WORK TO DO:
Where a line contains the word "DAGs", copy that line.

>> BEGIN SUPPLIED INFORMATION

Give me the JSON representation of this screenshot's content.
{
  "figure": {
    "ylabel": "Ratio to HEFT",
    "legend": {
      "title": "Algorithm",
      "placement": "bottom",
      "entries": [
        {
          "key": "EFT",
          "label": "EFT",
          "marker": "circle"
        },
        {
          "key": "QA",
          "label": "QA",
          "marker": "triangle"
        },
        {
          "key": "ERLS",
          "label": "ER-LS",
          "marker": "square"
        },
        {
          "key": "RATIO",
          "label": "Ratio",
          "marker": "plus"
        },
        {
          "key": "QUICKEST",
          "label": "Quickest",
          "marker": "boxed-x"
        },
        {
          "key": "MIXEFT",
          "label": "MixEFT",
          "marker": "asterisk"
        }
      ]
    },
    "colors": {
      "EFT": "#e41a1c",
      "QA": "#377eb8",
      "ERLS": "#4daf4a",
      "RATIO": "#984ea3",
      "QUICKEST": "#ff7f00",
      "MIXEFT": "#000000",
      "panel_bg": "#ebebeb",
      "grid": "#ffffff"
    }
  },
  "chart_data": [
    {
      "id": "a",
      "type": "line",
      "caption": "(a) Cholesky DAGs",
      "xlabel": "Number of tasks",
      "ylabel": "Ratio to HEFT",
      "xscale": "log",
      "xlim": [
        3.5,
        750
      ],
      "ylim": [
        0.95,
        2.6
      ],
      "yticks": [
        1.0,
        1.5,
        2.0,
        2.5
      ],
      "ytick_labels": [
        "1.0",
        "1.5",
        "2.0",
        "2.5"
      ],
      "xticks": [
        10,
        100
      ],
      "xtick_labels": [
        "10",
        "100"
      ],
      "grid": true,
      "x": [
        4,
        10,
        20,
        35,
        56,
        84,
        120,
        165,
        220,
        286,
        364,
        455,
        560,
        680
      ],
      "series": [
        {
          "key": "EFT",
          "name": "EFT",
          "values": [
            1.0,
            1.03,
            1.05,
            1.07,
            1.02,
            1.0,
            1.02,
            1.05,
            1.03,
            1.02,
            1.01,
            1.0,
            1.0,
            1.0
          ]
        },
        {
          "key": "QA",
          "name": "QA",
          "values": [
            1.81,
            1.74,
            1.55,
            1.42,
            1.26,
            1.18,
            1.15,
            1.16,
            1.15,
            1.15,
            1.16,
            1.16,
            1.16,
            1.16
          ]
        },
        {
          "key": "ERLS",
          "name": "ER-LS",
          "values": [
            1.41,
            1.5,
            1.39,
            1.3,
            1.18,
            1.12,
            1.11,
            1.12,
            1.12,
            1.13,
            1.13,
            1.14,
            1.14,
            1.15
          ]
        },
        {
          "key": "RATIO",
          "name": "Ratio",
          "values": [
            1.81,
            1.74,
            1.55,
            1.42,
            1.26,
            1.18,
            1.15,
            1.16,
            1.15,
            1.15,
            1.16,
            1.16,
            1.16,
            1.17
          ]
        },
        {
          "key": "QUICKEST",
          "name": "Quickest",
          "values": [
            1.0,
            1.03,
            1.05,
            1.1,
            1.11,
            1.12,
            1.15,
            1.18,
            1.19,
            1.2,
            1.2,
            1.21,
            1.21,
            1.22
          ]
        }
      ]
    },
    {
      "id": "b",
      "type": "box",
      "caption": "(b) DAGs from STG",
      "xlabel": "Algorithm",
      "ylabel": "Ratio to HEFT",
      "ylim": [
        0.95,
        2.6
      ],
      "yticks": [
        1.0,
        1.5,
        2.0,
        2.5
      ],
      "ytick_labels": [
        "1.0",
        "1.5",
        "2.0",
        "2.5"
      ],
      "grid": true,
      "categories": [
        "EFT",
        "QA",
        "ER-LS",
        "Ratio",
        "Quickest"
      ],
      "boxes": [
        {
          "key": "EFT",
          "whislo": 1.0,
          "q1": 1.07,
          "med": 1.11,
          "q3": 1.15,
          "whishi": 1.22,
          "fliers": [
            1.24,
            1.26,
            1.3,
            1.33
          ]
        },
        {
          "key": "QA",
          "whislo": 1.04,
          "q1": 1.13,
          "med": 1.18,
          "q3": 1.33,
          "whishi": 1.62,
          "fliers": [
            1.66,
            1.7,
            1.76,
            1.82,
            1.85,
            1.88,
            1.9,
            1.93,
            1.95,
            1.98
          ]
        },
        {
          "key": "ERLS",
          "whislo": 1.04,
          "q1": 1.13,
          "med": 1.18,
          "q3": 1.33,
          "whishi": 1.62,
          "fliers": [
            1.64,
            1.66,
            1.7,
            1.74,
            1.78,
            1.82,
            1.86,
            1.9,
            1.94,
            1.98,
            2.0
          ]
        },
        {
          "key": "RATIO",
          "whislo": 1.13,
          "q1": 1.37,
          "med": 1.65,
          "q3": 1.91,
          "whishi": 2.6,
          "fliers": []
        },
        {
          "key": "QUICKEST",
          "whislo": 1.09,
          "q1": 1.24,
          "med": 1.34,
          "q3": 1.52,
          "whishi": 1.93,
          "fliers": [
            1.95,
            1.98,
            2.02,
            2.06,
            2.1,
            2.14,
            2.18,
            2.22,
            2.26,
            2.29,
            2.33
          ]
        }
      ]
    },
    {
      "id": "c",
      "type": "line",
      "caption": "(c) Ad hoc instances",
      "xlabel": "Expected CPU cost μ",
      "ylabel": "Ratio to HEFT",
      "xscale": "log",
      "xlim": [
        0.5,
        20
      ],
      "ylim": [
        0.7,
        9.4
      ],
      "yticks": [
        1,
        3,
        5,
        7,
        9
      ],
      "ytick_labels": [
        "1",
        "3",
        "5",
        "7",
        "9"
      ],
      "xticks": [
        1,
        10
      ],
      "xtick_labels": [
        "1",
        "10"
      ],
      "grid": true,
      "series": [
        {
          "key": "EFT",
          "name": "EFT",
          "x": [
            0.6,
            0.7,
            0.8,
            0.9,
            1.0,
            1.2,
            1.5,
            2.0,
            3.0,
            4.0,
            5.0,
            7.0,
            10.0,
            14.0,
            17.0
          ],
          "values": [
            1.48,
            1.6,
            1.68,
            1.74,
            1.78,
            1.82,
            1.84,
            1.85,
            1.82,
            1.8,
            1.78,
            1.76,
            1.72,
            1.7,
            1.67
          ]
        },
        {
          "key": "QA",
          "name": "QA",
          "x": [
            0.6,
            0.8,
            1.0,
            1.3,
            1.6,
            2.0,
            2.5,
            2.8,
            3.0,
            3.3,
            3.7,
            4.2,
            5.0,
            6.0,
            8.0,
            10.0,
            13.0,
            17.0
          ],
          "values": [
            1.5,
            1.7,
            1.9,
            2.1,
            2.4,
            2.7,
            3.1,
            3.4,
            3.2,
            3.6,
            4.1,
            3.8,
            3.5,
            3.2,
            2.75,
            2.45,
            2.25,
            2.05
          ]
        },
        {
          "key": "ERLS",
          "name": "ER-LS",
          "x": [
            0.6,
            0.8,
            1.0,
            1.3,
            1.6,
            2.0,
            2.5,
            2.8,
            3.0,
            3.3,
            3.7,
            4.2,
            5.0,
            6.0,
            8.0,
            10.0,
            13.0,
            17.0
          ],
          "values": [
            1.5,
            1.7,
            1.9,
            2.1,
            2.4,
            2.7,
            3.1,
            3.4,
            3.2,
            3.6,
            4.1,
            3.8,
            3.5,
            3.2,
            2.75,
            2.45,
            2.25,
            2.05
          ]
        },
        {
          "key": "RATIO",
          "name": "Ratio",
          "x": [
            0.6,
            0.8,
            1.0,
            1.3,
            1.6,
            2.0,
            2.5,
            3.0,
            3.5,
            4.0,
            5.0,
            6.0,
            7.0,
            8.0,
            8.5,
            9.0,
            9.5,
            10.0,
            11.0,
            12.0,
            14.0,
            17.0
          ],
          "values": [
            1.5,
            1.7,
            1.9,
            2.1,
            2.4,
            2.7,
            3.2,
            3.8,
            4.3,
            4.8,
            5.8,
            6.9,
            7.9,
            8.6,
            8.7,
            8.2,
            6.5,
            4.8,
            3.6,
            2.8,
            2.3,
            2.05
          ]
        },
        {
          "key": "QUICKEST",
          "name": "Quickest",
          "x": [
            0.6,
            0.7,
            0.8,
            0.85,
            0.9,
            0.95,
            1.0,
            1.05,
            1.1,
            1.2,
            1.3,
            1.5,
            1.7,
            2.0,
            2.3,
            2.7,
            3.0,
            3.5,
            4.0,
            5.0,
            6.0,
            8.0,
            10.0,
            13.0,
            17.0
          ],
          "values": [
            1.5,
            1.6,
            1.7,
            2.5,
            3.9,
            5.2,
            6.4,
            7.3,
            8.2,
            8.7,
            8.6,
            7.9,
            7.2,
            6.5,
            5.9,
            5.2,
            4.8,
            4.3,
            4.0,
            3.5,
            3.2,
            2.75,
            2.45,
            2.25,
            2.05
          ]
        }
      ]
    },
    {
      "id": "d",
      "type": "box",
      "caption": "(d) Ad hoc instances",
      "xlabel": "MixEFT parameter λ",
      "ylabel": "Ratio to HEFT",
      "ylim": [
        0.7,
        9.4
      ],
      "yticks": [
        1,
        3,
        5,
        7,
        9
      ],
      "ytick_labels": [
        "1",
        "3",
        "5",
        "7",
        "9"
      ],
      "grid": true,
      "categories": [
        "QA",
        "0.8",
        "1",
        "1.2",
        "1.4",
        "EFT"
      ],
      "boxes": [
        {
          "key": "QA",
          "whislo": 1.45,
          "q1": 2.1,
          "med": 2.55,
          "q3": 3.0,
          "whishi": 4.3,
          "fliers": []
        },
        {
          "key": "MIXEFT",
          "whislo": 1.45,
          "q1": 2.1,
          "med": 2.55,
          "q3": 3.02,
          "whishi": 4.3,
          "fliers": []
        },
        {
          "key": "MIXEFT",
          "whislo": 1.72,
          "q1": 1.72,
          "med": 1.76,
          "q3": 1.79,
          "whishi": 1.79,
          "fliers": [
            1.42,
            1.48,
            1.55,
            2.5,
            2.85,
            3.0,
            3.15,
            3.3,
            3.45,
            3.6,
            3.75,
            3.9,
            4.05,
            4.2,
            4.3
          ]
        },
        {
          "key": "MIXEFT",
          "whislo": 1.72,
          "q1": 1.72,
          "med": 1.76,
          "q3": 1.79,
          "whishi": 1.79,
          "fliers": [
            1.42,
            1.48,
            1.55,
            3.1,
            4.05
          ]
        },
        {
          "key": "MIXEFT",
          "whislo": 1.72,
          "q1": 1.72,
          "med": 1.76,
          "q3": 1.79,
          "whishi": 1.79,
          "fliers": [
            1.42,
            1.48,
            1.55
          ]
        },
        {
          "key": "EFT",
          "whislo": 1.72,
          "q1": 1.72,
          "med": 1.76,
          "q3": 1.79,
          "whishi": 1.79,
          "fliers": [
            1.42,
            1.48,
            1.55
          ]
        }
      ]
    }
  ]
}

>> END SUPPLIED INFORMATION

EXERCISE RESULT:
      "caption": "(a) Cholesky DAGs",
      "caption": "(b) DAGs from STG",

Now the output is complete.